> **REQUEST**: Only a number is wanted. Count the lines holding the string "Phone".

> **DATA TO USE**:
┌──

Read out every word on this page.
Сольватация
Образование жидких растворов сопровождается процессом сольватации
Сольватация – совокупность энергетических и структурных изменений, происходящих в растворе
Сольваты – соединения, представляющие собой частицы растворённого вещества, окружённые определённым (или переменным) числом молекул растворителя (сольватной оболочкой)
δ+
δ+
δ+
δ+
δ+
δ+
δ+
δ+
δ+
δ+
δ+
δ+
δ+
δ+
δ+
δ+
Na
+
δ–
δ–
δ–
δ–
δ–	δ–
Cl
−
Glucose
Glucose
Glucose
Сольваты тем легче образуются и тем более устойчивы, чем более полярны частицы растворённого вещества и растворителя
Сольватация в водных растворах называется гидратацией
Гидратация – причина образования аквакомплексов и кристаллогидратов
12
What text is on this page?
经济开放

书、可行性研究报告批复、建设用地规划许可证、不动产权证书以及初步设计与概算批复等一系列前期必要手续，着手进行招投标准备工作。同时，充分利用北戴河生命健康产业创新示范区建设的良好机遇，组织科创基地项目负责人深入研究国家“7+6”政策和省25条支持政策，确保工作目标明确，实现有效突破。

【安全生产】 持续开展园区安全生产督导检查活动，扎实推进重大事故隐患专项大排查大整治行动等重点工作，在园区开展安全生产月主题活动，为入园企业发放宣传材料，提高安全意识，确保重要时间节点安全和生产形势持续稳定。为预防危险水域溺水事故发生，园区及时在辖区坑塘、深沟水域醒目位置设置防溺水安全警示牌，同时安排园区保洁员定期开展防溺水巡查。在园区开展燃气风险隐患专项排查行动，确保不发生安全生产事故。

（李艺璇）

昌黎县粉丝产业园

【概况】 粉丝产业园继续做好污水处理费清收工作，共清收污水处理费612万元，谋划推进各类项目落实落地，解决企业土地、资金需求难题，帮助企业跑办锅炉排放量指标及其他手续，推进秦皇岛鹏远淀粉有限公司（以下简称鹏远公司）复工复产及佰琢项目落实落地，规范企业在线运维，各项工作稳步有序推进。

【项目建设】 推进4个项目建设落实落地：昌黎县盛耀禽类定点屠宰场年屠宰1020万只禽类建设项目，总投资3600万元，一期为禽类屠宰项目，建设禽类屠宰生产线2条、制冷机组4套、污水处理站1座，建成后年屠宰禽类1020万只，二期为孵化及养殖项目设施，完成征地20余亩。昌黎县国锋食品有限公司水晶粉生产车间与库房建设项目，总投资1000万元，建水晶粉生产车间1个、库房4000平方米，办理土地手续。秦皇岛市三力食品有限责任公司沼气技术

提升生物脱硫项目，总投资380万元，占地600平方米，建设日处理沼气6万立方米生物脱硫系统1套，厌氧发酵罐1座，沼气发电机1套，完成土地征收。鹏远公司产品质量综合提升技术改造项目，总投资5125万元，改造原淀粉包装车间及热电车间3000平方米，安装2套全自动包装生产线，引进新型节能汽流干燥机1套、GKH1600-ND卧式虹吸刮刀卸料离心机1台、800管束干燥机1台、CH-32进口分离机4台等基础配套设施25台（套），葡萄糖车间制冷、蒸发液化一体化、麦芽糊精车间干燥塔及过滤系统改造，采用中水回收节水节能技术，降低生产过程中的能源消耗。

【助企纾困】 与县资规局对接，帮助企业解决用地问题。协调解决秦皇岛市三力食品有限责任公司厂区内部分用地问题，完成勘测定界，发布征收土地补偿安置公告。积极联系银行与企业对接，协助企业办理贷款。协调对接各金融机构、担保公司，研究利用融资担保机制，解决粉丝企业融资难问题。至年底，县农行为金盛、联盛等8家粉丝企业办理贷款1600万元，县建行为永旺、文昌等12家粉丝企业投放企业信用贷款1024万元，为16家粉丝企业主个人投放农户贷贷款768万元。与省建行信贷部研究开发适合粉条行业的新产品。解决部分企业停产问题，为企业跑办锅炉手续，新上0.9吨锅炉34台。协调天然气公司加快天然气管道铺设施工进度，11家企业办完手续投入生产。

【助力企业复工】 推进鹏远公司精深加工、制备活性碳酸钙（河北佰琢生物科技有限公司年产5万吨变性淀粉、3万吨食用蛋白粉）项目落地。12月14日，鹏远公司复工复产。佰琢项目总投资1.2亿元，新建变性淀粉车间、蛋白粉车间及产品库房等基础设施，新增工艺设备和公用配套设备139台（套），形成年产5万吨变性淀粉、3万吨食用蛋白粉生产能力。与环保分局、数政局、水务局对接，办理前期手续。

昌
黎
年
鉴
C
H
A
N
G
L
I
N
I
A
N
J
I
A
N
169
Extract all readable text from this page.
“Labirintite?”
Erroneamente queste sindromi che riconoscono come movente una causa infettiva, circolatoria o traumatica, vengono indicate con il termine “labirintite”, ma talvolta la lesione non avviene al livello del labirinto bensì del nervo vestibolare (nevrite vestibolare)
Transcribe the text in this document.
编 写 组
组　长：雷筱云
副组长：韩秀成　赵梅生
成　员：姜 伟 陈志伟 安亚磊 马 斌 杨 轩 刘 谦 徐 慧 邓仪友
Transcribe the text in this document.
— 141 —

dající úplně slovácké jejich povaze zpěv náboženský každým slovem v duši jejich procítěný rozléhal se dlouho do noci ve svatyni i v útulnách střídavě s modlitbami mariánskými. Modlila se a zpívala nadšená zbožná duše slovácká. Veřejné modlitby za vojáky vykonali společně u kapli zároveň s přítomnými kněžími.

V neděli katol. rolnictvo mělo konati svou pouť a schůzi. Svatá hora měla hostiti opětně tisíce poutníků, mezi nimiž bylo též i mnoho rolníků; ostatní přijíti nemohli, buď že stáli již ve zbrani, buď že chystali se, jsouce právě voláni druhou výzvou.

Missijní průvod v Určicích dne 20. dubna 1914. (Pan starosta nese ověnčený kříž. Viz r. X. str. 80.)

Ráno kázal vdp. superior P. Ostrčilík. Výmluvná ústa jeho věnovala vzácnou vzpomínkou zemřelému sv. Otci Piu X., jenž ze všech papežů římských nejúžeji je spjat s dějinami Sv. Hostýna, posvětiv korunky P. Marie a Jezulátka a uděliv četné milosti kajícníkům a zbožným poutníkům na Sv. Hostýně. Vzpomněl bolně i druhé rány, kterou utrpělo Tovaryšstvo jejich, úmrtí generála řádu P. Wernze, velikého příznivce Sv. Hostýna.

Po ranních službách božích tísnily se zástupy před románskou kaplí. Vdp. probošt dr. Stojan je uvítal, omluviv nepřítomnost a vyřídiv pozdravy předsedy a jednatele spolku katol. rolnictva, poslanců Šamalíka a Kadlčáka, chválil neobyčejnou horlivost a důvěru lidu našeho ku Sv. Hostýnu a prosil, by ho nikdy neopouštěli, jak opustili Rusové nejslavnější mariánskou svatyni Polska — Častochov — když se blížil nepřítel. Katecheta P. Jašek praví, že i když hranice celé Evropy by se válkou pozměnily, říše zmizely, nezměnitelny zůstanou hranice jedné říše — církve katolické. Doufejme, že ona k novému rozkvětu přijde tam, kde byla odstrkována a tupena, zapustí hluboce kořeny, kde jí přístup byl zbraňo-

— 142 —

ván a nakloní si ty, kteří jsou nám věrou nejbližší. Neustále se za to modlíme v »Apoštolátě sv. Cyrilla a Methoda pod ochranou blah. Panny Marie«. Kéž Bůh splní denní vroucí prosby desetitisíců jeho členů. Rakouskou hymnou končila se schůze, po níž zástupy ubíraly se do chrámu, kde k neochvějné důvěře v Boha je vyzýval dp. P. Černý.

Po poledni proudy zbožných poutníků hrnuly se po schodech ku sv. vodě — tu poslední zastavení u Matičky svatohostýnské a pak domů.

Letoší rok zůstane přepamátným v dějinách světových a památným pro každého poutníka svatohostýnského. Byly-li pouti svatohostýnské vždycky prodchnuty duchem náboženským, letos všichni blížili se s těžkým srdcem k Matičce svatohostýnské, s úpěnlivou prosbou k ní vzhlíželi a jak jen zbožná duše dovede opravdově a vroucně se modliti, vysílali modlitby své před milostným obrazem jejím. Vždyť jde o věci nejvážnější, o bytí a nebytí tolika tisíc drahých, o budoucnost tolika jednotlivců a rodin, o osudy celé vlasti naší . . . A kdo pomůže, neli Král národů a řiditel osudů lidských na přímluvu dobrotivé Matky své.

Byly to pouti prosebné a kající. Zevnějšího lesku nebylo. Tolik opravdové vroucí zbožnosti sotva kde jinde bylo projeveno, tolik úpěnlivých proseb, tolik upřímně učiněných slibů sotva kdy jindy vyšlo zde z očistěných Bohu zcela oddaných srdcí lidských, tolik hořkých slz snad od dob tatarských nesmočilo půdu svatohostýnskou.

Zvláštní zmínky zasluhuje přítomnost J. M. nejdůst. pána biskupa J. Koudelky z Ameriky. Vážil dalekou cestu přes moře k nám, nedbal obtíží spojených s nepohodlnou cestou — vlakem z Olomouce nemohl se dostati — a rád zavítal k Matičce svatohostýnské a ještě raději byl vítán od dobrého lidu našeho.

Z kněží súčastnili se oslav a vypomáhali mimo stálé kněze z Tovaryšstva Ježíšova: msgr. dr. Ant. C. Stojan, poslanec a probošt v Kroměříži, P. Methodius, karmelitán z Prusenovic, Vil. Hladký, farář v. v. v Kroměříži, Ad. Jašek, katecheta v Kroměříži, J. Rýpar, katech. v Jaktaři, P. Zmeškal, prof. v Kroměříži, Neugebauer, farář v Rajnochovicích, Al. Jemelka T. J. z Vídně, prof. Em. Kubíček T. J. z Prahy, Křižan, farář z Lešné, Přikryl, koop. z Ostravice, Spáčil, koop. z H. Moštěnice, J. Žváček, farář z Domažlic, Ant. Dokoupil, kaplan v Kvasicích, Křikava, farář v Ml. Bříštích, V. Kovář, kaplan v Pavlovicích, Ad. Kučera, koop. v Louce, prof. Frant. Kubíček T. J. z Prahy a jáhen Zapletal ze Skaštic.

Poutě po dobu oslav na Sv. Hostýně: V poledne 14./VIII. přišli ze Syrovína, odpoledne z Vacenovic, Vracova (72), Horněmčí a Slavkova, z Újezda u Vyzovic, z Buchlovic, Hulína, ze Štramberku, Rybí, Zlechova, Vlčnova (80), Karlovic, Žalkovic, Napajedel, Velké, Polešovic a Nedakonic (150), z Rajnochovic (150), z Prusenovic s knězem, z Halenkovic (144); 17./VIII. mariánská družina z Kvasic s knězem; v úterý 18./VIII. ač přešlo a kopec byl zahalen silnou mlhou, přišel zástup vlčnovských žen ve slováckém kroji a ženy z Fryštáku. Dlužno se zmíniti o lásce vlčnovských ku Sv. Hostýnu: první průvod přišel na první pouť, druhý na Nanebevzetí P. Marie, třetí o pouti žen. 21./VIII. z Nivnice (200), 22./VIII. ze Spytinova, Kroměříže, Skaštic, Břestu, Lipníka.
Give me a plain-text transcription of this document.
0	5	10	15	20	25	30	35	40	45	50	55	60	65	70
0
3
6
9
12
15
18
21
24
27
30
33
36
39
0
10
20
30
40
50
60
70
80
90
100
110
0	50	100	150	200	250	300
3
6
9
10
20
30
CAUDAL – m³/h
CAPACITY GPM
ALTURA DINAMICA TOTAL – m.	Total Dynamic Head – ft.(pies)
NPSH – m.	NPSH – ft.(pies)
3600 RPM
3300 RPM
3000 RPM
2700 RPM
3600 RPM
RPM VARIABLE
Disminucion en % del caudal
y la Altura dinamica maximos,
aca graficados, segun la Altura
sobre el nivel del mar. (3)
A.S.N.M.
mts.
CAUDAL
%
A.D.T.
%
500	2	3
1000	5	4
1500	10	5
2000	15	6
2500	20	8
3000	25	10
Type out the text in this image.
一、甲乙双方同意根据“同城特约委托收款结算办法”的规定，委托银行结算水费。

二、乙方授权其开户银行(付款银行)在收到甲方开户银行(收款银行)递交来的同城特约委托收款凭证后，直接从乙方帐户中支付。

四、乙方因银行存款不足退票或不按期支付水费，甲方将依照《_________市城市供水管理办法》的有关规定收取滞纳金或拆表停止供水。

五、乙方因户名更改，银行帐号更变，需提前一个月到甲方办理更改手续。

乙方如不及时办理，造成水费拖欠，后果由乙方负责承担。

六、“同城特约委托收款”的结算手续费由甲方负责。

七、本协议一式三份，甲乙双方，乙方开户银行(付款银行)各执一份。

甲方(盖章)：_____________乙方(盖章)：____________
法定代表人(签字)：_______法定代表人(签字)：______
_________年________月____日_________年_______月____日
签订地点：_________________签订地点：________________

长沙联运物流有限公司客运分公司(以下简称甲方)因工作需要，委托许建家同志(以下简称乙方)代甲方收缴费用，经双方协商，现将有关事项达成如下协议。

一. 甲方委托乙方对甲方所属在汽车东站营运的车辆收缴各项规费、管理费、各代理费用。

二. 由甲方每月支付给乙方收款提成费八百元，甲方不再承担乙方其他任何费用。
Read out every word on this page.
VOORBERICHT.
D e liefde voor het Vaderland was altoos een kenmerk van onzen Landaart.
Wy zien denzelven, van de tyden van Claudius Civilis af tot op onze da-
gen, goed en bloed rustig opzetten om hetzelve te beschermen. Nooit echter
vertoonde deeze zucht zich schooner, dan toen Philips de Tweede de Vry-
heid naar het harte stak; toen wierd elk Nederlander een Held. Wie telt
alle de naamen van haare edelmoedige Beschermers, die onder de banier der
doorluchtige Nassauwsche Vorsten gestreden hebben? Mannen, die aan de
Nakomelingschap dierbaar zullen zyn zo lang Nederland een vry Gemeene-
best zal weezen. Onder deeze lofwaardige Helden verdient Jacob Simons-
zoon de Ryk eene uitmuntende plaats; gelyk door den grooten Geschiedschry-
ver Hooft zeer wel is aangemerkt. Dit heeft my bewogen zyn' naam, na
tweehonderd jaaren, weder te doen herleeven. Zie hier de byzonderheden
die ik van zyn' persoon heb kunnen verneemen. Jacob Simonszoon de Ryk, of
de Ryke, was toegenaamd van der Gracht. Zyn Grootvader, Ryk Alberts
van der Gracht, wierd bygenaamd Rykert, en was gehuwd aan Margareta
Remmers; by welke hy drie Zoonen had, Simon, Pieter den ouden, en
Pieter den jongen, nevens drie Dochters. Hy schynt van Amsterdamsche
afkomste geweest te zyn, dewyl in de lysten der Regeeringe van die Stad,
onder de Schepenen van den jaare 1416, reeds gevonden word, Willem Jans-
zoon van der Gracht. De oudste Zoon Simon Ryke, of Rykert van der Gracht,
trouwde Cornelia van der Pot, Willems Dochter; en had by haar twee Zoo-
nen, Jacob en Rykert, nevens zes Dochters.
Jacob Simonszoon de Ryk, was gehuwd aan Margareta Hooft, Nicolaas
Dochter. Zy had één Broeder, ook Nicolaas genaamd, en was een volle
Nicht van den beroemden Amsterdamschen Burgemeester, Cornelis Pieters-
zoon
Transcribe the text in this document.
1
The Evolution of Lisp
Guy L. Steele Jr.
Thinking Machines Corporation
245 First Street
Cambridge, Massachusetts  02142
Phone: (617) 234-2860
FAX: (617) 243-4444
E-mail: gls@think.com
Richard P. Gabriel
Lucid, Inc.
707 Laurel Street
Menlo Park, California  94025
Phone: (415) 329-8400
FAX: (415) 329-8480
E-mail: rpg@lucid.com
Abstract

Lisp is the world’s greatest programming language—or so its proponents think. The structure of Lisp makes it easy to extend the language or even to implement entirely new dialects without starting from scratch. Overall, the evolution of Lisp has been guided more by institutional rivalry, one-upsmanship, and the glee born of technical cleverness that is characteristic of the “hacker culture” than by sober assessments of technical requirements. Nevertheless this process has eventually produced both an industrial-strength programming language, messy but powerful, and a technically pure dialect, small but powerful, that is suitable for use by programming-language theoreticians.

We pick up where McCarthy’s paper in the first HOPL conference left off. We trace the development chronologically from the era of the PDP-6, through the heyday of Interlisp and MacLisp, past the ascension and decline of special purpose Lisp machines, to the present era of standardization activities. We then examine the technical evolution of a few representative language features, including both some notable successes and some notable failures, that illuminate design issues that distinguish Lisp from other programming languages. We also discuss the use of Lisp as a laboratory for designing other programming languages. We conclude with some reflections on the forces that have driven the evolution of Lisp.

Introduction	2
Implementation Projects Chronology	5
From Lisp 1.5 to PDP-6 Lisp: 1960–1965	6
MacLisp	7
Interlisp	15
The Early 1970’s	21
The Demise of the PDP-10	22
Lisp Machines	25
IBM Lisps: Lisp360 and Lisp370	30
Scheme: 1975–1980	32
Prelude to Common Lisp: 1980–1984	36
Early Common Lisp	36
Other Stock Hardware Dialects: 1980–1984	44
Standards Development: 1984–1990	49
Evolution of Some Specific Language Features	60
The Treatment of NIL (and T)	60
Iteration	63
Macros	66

└──

> **RESULT FOR THIS TASK**: 2